§ Texte fourni:
╭──

Lire , de l’auteur, notre critique de La lumière offusquée, De l’ombre
Qu’est-ce qui vous fait lever le matin ?
L’urgence. Le sentiment impératif que cette journée sera la dernière — et qu’il ne faut pas en perdre un seul instant.
Que sont devenus vos rêves d’enfant ?
Mon rêve : être minuscule, inapparent, invisible. Je m’y emploie sans y parvenir.
A quoi avez-vous renoncé ?
Occasionnellement – par la force des choses et par irrésolution plutôt que par faiblesse – à la dignité.
D’où venez-vous ?
Du ventre de ma mère et de la langue qu’elle parlait et, qu’absente, je parle.
Qu’avez-vous reçu en dot ?
La certitude que ma mère ne m’a jamais aimé.
Elle voulut se pendre quand elle se sut enceinte et ne put accepter que l’enfant qu’elle attendait soit un garçon. J’étais et suis toujours ce garçon.
Qu’avez vous dû « plaquer » pour votre travail ?
La solitude qui m’était le bien le plus cher.
Un petit plaisir – quotidien ou non ?
Le vélo et les déplacements presque quotidiens vers la mer pour me repaître et m’emplir du « sentiment océanique ».
Qu’est-ce qui vous distingue des autres artistes et écrivains ?
Mon nom.
Mais aussi mes envies, mes dégoûts.
Quelle fut l’image première qui esthétiquement vous interpela ?
Des personnages de Bernard Buffet vus à Avignon quand j’avais une quinzaine d’années.
Et cette question (originaire ?) : « Pourquoi peindre ça ? »
Où travaillez-vous et comment ?
Je n’ai ni atelier, ni bureau.
J’écris et je dessine sur un coin de table (d’où gêne et petits formats).
Quelles musiques écoutez-vous en travaillant ?
Le plus souvent du piano : Bach mais aussi Schoenberg, Berg, Webern, Messiaen, Boulez, Ustvolskaya, Scriabine, Bartok et Kurtag.
Quel est le livre que vous aimez relire ?
G. Flaubert, « Bouvard et Pécuchet »
F. Kafka (les nouvelles animalières)
S. Beckett (les romans 1947–1955)
E. Husserl, « Idées directrices pour une phénoménologie »
Quel film vous fait pleurer ?
« Quand passent les cigognes » (1957) de M. Kalatozov avec Tatiana Samoïlova.
Quand vous vous regardez dans un miroir qui voyez-vous ?
Personne : je n’ai pas de miroir.
Un reflet : l’image fugace surprise dans une vitrine me plonge dans la perplexité et le dégoût. Double impossibilité de me voir.
A qui n’avez-vous jamais osé écrire ?
A Jacques Derrida
Quel(le) ville ou lieu a pour vous valeur de mythe ?
Montady, le village où j’ai passé mon enfance méditerranéenne.
Trieste, que je n’ai jamais vue.
Quels sont les artistes et les écrivains dont vous vous sentez le plus proche ?
R. Tuttle, R. Ackling, F. Sandback, M. Bochner, D. Dezeuze, les écrivains de la revue TXT (1969–1986), E. Jandl.

╰──

§ Matériel:
╭──

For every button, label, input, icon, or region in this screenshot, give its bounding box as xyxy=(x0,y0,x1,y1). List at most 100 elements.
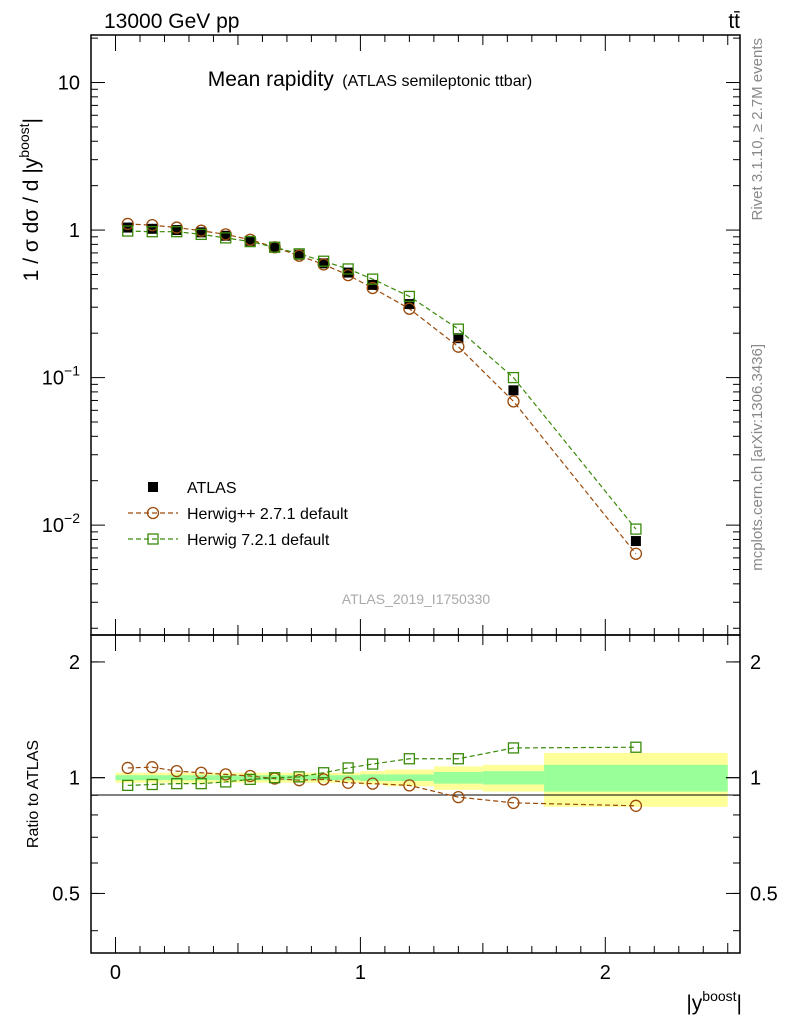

╰──

§ Travail à faire:
1 > Dans l'entretien, où la personne interrogée dit-elle écrire et dessiner ?
2 > Extrayez de l'entretien le passage qui commence par « Montady, le village » et se poursuit jusqu'à « plus proche ? ».

§ Corrigé:
1 > Sur un coin de table.

2 >
Montady, le village où j’ai passé mon enfance méditerranéenne.
Trieste, que je n’ai jamais vue.
Quels sont les artistes et les écrivains dont vous vous sentez le plus proche ?